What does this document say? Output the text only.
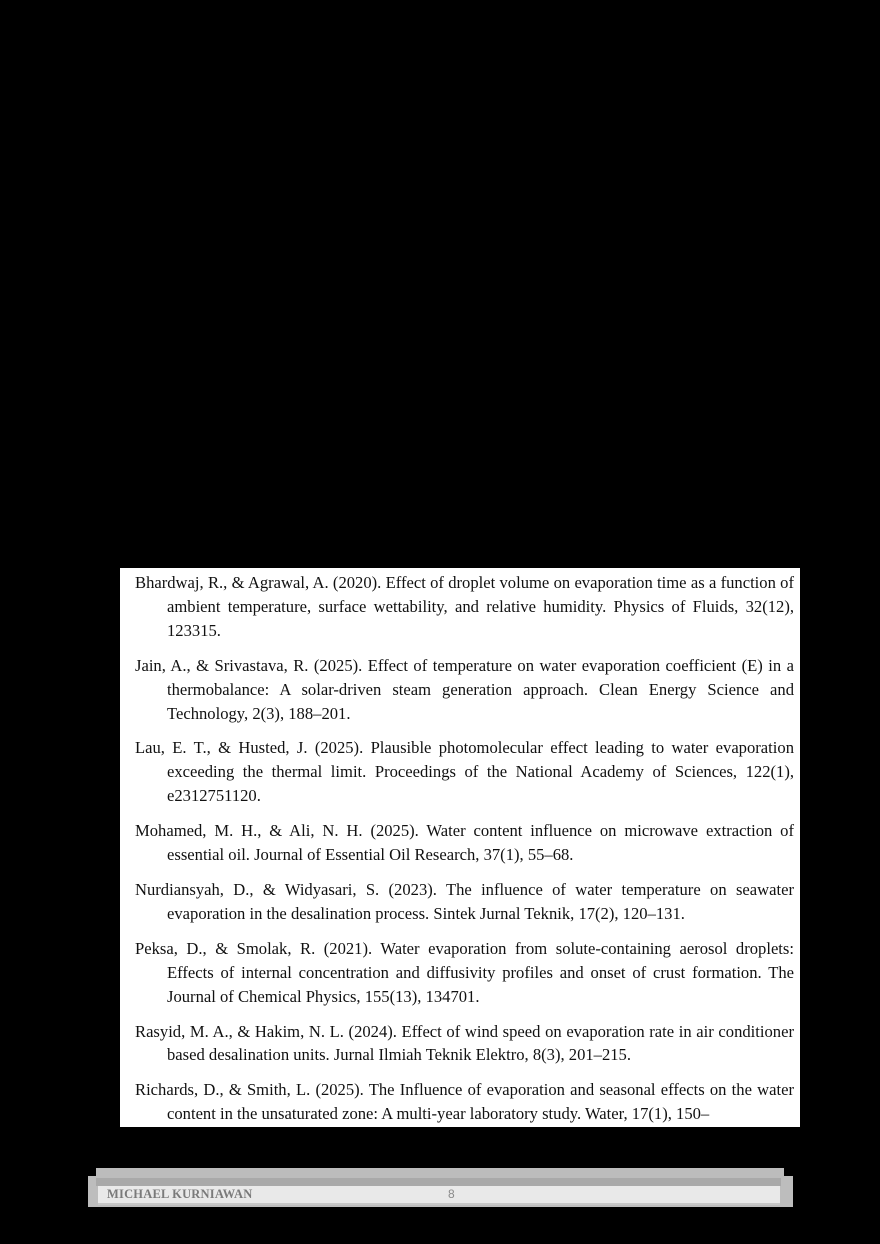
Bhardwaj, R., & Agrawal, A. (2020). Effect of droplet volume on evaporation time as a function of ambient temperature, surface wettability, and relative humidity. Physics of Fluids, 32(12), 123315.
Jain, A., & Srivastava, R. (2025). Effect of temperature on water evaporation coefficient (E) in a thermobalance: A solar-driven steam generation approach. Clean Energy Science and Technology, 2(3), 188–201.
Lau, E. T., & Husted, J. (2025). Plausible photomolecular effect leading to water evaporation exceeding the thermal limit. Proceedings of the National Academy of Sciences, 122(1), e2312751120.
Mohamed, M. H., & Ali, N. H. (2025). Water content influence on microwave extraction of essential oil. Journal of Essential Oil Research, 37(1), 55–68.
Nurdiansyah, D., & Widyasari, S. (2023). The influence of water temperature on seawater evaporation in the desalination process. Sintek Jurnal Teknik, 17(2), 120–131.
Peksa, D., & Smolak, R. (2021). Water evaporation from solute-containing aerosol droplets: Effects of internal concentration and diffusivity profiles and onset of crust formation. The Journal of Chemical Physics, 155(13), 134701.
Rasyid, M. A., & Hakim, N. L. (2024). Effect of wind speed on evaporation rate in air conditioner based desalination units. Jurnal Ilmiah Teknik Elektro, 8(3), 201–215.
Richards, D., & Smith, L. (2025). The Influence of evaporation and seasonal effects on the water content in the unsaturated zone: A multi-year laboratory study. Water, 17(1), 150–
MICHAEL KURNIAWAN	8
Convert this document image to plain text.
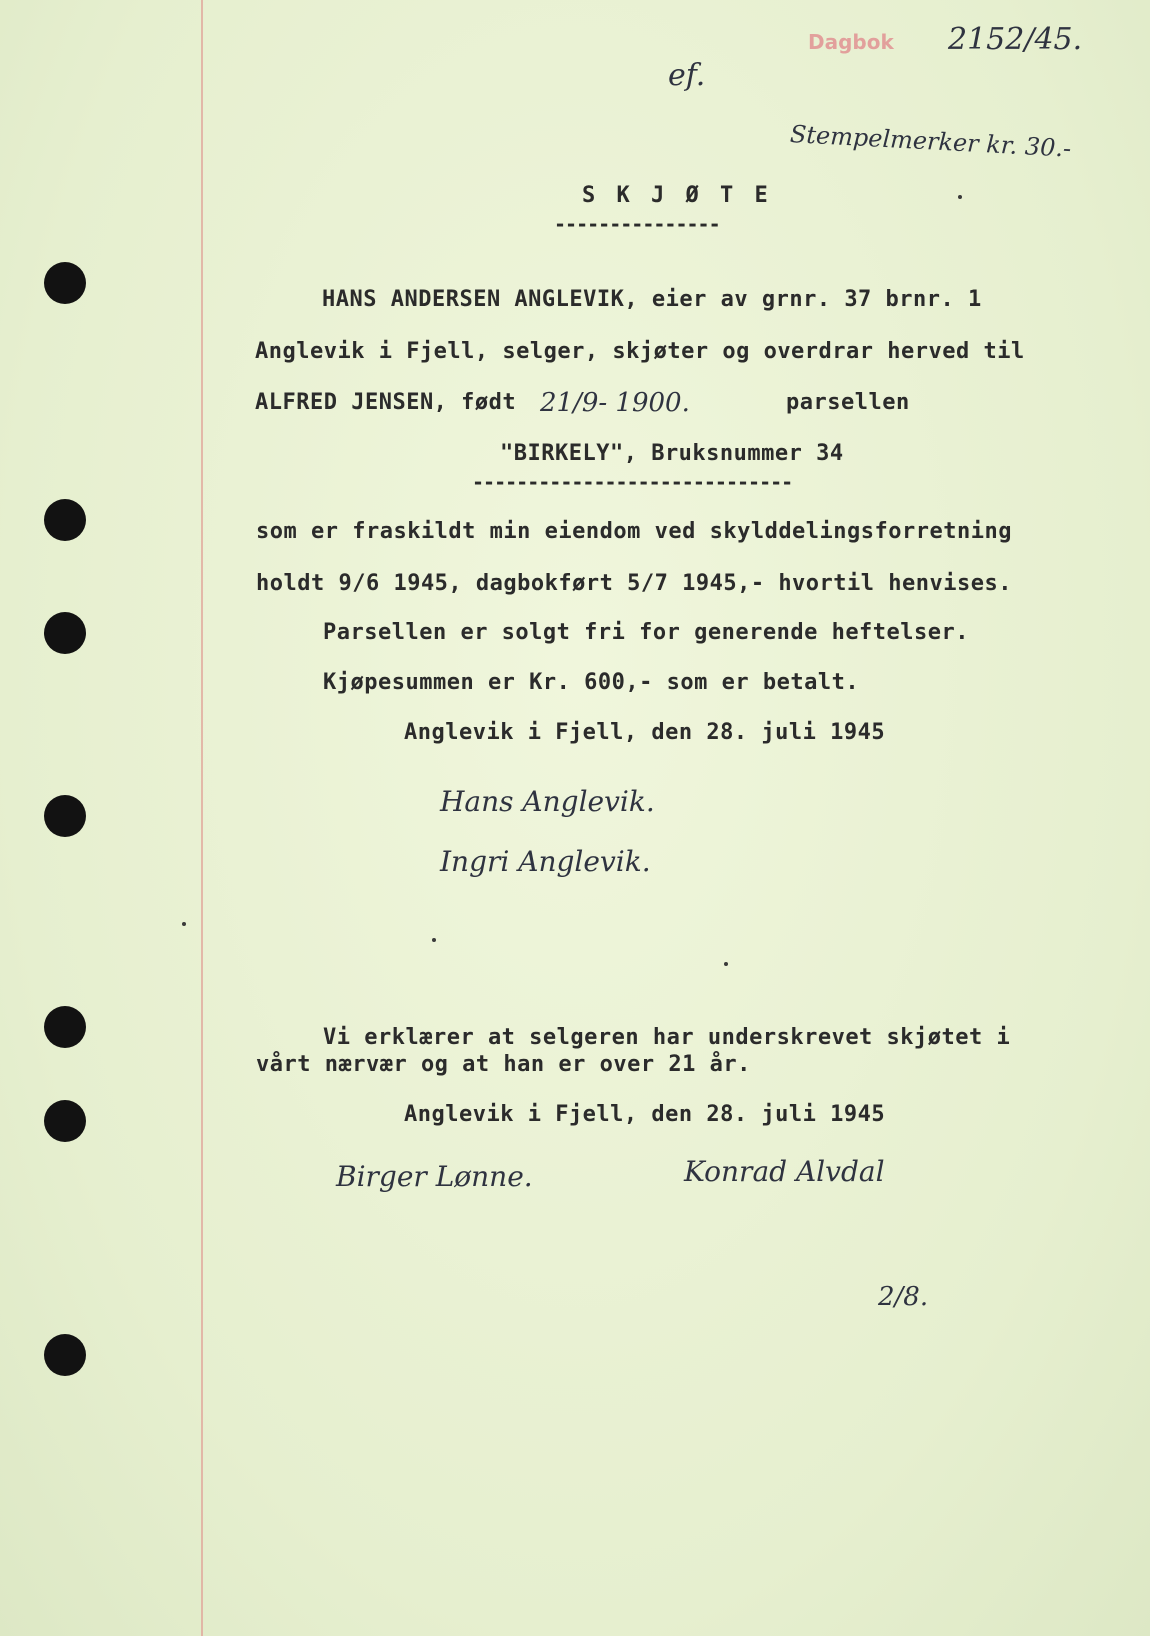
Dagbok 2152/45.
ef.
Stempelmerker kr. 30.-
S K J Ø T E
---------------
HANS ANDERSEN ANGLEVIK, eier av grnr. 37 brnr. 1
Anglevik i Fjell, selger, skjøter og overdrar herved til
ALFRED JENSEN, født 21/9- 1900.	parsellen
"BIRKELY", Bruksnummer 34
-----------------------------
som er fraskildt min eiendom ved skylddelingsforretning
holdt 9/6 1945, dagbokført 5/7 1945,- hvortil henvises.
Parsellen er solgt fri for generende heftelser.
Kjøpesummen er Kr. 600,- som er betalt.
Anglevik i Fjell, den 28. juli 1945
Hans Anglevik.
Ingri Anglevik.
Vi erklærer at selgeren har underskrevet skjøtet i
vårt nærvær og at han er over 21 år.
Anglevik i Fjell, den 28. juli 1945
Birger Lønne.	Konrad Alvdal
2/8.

########

## REQUEST
Look over the listing above. Pick out and copy every line that includes "content".

## FULL OUTPUT
Mohamed, M. H., & Ali, N. H. (2025). Water content influence on microwave extraction of essential oil. Journal of Essential Oil Research, 37(1), 55–68.
Richards, D., & Smith, L. (2025). The Influence of evaporation and seasonal effects on the water content in the unsaturated zone: A multi-year laboratory study. Water, 17(1), 150–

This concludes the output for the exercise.